#### Requirement:
Take the part of the items below that opens with the line containing "UI element localization: list" and closes with the line containing "239, 315, 358]". Rewrite those lines with every "hexagon-icon" swapped for "circle-icon", changing nothing else.

Extracted records:
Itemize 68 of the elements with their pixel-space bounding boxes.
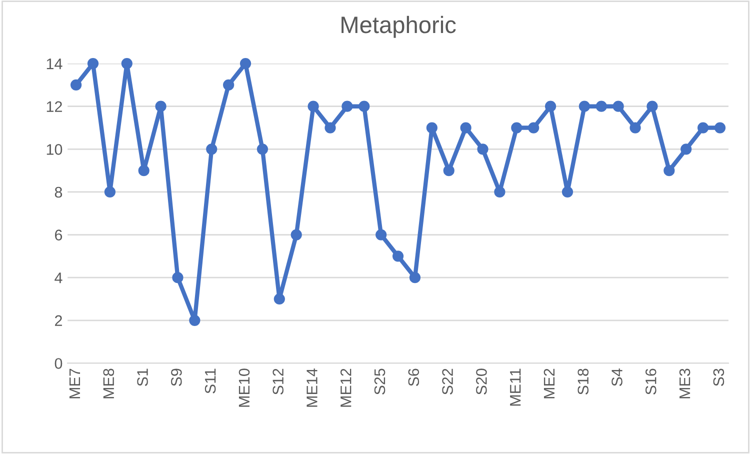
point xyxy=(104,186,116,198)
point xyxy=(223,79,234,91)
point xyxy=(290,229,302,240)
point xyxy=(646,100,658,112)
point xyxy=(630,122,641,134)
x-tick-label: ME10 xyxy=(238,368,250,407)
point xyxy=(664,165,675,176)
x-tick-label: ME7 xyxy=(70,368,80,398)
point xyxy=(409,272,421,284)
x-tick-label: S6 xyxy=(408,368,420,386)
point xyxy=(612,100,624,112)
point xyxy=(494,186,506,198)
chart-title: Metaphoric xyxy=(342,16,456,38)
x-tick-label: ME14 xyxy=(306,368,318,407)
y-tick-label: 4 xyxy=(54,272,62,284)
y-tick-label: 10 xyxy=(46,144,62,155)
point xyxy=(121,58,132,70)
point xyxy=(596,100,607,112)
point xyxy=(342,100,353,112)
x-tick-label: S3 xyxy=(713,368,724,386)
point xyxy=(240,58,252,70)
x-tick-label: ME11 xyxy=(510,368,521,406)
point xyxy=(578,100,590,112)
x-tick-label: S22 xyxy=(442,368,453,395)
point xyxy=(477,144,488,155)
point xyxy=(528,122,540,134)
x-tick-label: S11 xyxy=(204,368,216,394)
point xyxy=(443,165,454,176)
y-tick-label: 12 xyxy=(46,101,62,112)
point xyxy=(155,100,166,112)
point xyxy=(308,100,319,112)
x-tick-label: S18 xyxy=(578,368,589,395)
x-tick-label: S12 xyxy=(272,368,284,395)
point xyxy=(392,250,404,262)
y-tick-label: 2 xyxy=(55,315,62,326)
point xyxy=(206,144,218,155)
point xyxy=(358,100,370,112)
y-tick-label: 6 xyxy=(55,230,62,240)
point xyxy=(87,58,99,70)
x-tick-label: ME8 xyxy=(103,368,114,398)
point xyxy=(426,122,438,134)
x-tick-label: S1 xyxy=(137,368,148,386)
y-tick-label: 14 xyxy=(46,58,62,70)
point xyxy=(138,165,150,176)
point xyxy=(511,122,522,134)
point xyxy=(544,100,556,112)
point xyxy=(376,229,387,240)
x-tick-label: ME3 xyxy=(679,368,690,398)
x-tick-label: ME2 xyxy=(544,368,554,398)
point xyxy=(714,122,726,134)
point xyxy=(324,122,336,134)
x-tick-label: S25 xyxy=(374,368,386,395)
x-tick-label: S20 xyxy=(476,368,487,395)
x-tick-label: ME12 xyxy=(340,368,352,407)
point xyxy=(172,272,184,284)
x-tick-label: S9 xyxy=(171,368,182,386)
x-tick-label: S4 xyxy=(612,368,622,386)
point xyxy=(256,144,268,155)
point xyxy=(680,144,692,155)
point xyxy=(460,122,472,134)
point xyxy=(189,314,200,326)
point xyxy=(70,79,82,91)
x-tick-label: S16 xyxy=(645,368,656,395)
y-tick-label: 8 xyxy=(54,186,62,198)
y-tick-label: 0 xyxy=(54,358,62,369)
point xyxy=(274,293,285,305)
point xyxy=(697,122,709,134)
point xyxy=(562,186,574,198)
---
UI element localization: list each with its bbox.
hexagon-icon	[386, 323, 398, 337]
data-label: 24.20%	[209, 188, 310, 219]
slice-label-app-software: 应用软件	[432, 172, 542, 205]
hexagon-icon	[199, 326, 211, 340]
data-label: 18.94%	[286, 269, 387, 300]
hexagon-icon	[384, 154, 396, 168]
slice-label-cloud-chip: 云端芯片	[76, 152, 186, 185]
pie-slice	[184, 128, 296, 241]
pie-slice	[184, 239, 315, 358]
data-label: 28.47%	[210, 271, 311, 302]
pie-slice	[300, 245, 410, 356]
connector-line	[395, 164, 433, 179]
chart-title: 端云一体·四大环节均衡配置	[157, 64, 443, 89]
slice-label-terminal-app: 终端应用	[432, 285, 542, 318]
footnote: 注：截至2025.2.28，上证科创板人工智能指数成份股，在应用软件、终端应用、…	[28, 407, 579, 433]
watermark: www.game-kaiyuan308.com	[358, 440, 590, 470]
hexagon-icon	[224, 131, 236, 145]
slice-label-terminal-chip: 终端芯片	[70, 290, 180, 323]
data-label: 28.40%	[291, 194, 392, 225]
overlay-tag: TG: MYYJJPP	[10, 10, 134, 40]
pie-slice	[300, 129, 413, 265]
* * *
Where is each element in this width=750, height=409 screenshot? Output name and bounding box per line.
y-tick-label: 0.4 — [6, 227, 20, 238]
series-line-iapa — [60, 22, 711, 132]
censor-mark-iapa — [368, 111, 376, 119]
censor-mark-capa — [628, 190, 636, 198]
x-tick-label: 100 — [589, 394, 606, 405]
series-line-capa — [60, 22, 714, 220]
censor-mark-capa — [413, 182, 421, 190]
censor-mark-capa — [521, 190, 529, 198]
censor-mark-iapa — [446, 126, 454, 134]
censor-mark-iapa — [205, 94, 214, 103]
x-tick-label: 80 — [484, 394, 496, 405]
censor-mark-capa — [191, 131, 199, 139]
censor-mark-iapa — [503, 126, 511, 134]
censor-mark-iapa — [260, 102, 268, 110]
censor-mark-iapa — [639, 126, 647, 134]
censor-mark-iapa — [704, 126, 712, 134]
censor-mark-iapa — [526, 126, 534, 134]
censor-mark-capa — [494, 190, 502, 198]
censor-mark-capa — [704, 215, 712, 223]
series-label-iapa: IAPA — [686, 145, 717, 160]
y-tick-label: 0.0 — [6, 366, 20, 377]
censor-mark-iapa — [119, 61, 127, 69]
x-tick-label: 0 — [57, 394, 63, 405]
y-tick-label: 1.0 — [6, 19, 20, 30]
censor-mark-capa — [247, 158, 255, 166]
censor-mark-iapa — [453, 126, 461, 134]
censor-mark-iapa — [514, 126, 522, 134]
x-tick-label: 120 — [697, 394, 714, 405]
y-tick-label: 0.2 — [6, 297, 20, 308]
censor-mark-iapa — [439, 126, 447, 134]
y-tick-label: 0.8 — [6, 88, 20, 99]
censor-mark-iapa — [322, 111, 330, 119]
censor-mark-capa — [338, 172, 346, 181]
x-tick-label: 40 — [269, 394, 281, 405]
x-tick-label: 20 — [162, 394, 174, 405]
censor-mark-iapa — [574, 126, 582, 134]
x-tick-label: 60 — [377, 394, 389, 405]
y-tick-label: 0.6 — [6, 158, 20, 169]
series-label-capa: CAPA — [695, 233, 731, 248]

#### Problem solution:
UI element localization: list each with its bbox.
circle-icon	[386, 323, 398, 337]
data-label: 24.20%	[209, 188, 310, 219]
slice-label-app-software: 应用软件	[432, 172, 542, 205]
circle-icon	[199, 326, 211, 340]
data-label: 18.94%	[286, 269, 387, 300]
circle-icon	[384, 154, 396, 168]
slice-label-cloud-chip: 云端芯片	[76, 152, 186, 185]
pie-slice	[184, 128, 296, 241]
pie-slice	[184, 239, 315, 358]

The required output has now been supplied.